Collected data:
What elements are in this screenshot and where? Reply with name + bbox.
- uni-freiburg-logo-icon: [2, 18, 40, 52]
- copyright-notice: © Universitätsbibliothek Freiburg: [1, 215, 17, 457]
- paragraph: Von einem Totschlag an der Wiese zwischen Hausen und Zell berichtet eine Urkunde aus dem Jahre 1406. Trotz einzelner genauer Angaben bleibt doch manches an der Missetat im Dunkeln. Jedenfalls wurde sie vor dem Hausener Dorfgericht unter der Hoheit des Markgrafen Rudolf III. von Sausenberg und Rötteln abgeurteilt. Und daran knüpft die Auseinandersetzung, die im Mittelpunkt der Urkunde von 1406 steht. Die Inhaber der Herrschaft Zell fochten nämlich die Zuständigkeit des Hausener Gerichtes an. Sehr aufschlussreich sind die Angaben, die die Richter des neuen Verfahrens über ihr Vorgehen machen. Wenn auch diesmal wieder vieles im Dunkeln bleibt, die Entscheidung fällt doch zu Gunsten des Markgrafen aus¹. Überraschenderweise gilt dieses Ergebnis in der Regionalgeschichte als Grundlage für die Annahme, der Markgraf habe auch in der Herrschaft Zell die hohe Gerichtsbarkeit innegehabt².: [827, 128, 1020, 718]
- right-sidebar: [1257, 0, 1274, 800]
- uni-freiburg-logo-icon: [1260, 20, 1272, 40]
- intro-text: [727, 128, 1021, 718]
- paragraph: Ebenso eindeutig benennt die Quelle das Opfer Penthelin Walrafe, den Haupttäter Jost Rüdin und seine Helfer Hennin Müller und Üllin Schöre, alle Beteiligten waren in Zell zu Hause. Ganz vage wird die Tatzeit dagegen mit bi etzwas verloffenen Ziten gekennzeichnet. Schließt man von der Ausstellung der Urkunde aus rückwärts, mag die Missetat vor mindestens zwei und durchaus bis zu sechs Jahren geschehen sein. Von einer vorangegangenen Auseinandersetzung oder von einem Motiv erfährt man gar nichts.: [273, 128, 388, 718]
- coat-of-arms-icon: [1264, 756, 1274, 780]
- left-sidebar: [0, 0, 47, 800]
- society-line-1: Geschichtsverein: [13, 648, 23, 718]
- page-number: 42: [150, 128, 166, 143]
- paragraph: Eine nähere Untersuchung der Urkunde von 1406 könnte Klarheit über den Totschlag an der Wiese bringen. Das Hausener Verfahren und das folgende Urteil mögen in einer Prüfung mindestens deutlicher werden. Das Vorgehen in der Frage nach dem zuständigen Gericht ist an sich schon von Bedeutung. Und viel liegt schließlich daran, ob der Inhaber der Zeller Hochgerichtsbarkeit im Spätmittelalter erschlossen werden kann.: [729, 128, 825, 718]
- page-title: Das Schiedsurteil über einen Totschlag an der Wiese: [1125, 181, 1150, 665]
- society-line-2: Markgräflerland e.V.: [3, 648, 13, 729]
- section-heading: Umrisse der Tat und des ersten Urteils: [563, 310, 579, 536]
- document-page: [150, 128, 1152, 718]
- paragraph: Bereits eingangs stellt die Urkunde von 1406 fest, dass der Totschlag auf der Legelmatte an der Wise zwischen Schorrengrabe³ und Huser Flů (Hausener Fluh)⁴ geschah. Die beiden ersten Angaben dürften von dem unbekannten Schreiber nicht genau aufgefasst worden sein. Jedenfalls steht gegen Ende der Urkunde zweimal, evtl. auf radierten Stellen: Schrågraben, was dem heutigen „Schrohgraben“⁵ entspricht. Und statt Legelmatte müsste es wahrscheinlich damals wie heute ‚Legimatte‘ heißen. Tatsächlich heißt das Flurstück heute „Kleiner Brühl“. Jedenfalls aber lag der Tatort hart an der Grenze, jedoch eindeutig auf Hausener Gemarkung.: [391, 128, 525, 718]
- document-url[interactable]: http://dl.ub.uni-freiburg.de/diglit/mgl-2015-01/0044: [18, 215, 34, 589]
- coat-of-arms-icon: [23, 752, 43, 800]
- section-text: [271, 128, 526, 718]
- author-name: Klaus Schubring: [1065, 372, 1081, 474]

§ DESCRIPTION OF THE TASK
Render every line of the listing above as a numbered list, leaving out any blank lines.

§ OUTPUT OF THE EXERCISE
1. What elements are in this screenshot and where? Reply with name + bbox.
2. - uni-freiburg-logo-icon: [2, 18, 40, 52]
3. - copyright-notice: © Universitätsbibliothek Freiburg: [1, 215, 17, 457]
4. - paragraph: Von einem Totschlag an der Wiese zwischen Hausen und Zell berichtet eine Urkunde aus dem Jahre 1406. Trotz einzelner genauer Angaben bleibt doch manches an der Missetat im Dunkeln. Jedenfalls wurde sie vor dem Hausener Dorfgericht unter der Hoheit des Markgrafen Rudolf III. von Sausenberg und Rötteln abgeurteilt. Und daran knüpft die Auseinandersetzung, die im Mittelpunkt der Urkunde von 1406 steht. Die Inhaber der Herrschaft Zell fochten nämlich die Zuständigkeit des Hausener Gerichtes an. Sehr aufschlussreich sind die Angaben, die die Richter des neuen Verfahrens über ihr Vorgehen machen. Wenn auch diesmal wieder vieles im Dunkeln bleibt, die Entscheidung fällt doch zu Gunsten des Markgrafen aus¹. Überraschenderweise gilt dieses Ergebnis in der Regionalgeschichte als Grundlage für die Annahme, der Markgraf habe auch in der Herrschaft Zell die hohe Gerichtsbarkeit innegehabt².: [827, 128, 1020, 718]
5. - right-sidebar: [1257, 0, 1274, 800]
6. - uni-freiburg-logo-icon: [1260, 20, 1272, 40]
7. - intro-text: [727, 128, 1021, 718]
8. - paragraph: Ebenso eindeutig benennt die Quelle das Opfer Penthelin Walrafe, den Haupttäter Jost Rüdin und seine Helfer Hennin Müller und Üllin Schöre, alle Beteiligten waren in Zell zu Hause. Ganz vage wird die Tatzeit dagegen mit bi etzwas verloffenen Ziten gekennzeichnet. Schließt man von der Ausstellung der Urkunde aus rückwärts, mag die Missetat vor mindestens zwei und durchaus bis zu sechs Jahren geschehen sein. Von einer vorangegangenen Auseinandersetzung oder von einem Motiv erfährt man gar nichts.: [273, 128, 388, 718]
9. - coat-of-arms-icon: [1264, 756, 1274, 780]
10. - left-sidebar: [0, 0, 47, 800]
11. - society-line-1: Geschichtsverein: [13, 648, 23, 718]
12. - page-number: 42: [150, 128, 166, 143]
13. - paragraph: Eine nähere Untersuchung der Urkunde von 1406 könnte Klarheit über den Totschlag an der Wiese bringen. Das Hausener Verfahren und das folgende Urteil mögen in einer Prüfung mindestens deutlicher werden. Das Vorgehen in der Frage nach dem zuständigen Gericht ist an sich schon von Bedeutung. Und viel liegt schließlich daran, ob der Inhaber der Zeller Hochgerichtsbarkeit im Spätmittelalter erschlossen werden kann.: [729, 128, 825, 718]
14. - page-title: Das Schiedsurteil über einen Totschlag an der Wiese: [1125, 181, 1150, 665]
15. - society-line-2: Markgräflerland e.V.: [3, 648, 13, 729]
16. - section-heading: Umrisse der Tat und des ersten Urteils: [563, 310, 579, 536]
17. - document-page: [150, 128, 1152, 718]
18. - paragraph: Bereits eingangs stellt die Urkunde von 1406 fest, dass der Totschlag auf der Legelmatte an der Wise zwischen Schorrengrabe³ und Huser Flů (Hausener Fluh)⁴ geschah. Die beiden ersten Angaben dürften von dem unbekannten Schreiber nicht genau aufgefasst worden sein. Jedenfalls steht gegen Ende der Urkunde zweimal, evtl. auf radierten Stellen: Schrågraben, was dem heutigen „Schrohgraben“⁵ entspricht. Und statt Legelmatte müsste es wahrscheinlich damals wie heute ‚Legimatte‘ heißen. Tatsächlich heißt das Flurstück heute „Kleiner Brühl“. Jedenfalls aber lag der Tatort hart an der Grenze, jedoch eindeutig auf Hausener Gemarkung.: [391, 128, 525, 718]
19. - document-url[interactable]: http://dl.ub.uni-freiburg.de/diglit/mgl-2015-01/0044: [18, 215, 34, 589]
20. - coat-of-arms-icon: [23, 752, 43, 800]
21. - section-text: [271, 128, 526, 718]
22. - author-name: Klaus Schubring: [1065, 372, 1081, 474]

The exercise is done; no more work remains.